» **What to produce**: For each line below that contains the word "Therapeuten", make a copy.

» **Transcribed page data**:
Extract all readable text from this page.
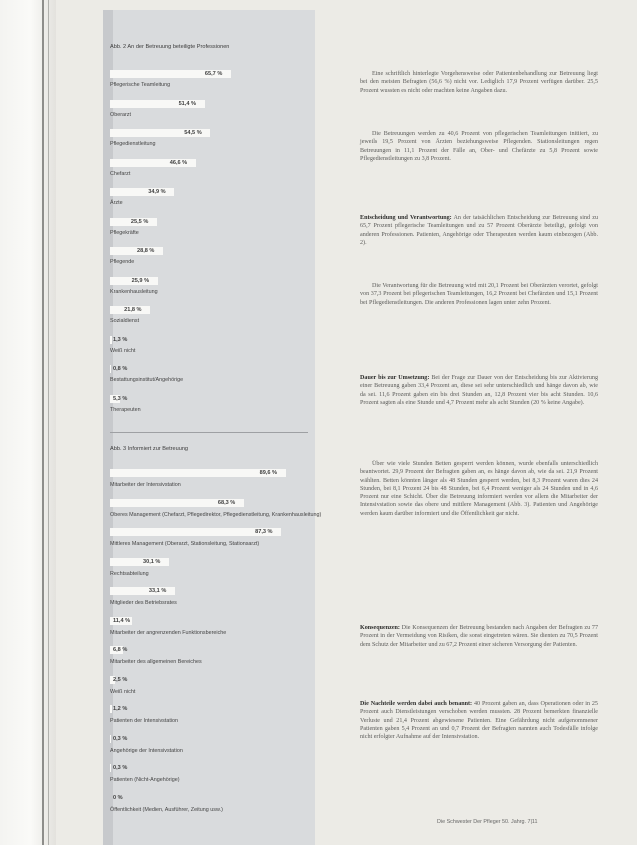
Abb. 2 An der Betreuung beteiligte Professionen
65,7 %
Pflegerische Teamleitung
51,4 %
Oberarzt
54,5 %
Pflegedienstleitung
46,6 %
Chefarzt
34,9 %
Ärzte
25,5 %
Pflegekräfte
28,8 %
Pflegende
25,9 %
Krankenhausleitung
21,8 %
Sozialdienst
1,3 %
Weiß nicht
0,8 %
Bestattungsinstitut/Angehörige
5,3 %
Therapeuten
Abb. 3 Informiert zur Betreuung
89,6 %
Mitarbeiter der Intensivstation
68,3 %
Oberes Management (Chefarzt, Pflegedirektor, Pflegedienstleitung, Krankenhausleitung)
87,3 %
Mittleres Management (Oberarzt, Stationsleitung, Stationsarzt)
30,1 %
Rechtsabteilung
33,1 %
Mitglieder des Betriebsrates
11,4 %
Mitarbeiter der angrenzenden Funktionsbereiche
6,8 %
Mitarbeiter des allgemeinen Bereiches
2,5 %
Weiß nicht
1,2 %
Patienten der Intensivstation
0,3 %
Angehörige der Intensivstation
0,3 %
Patienten (Nicht-Angehörige)
0 %
Öffentlichkeit (Medien, Ausführer, Zeitung usw.)
Eine schriftlich hinterlegte Vorgehensweise oder Patientenbehandlung zur Betreuung liegt bei den meisten Befragten (56,6 %) nicht vor. Lediglich 17,9 Prozent verfügen darüber. 25,5 Prozent wussten es nicht oder machten keine Angaben dazu.
Die Betreuungen werden zu 40,6 Prozent von pflegerischen Teamleitungen initiiert, zu jeweils 19,5 Prozent von Ärzten beziehungsweise Pflegenden. Stationsleitungen regen Betreuungen in 11,1 Prozent der Fälle an, Ober- und Chefärzte zu 5,8 Prozent sowie Pflegedienstleitungen zu 3,8 Prozent.
Entscheidung und Verantwortung: An der tatsächlichen Entscheidung zur Betreuung sind zu 65,7 Prozent pflegerische Teamleitungen und zu 57 Prozent Oberärzte beteiligt, gefolgt von anderen Professionen. Patienten, Angehörige oder Therapeuten werden kaum einbezogen (Abb. 2).
Die Verantwortung für die Betreuung wird mit 20,1 Prozent bei Oberärzten verortet, gefolgt von 37,3 Prozent bei pflegerischen Teamleitungen, 16,2 Prozent bei Chefärzten und 15,1 Prozent bei Pflegedienstleitungen. Die anderen Professionen lagen unter zehn Prozent.
Dauer bis zur Umsetzung: Bei der Frage zur Dauer von der Entscheidung bis zur Aktivierung einer Betreuung gaben 33,4 Prozent an, diese sei sehr unterschiedlich und hänge davon ab, wie da sei. 11,6 Prozent gaben ein bis drei Stunden an, 12,8 Prozent vier bis acht Stunden. 10,6 Prozent sagten als eine Stunde und 4,7 Prozent mehr als acht Stunden (20 % keine Angabe).
Über wie viele Stunden Betten gesperrt werden können, wurde ebenfalls unterschiedlich beantwortet. 29,9 Prozent der Befragten gaben an, es hänge davon ab, wie da sei. 21,9 Prozent wählten. Betten könnten länger als 48 Stunden gesperrt werden, bei 8,3 Prozent waren dies 24 Stunden, bei 8,1 Prozent 24 bis 48 Stunden, bei 6,4 Prozent weniger als 24 Stunden und in 4,6 Prozent nur eine Schicht. Über die Betreuung informiert werden vor allem die Mitarbeiter der Intensivstation sowie das obere und mittlere Management (Abb. 3). Patienten und Angehörige werden kaum darüber informiert und die Öffentlichkeit gar nicht.
Konsequenzen: Die Konsequenzen der Betreuung bestanden nach Angaben der Befragten zu 77 Prozent in der Vermeidung von Risiken, die sonst eingetreten wären. Sie dienten zu 70,5 Prozent dem Schutz der Mitarbeiter und zu 67,2 Prozent einer sicheren Versorgung der Patienten.
Die Nachteile werden dabei auch benannt: 40 Prozent gaben an, dass Operationen oder in 25 Prozent auch Dienstleistungen verschoben werden mussten. 28 Prozent bemerkten finanzielle Verluste und 21,4 Prozent abgewiesene Patienten. Eine Gefährdung nicht aufgenommener Patienten gaben 5,4 Prozent an und 0,7 Prozent der Befragten nannten auch Todesfälle infolge nicht erfolgter Aufnahme auf der Intensivstation.
Die Schwester Der Pfleger 50. Jahrg. 7|11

» **Reply**:
Therapeuten
Entscheidung und Verantwortung: An der tatsächlichen Entscheidung zur Betreuung sind zu 65,7 Prozent pflegerische Teamleitungen und zu 57 Prozent Oberärzte beteiligt, gefolgt von anderen Professionen. Patienten, Angehörige oder Therapeuten werden kaum einbezogen (Abb. 2).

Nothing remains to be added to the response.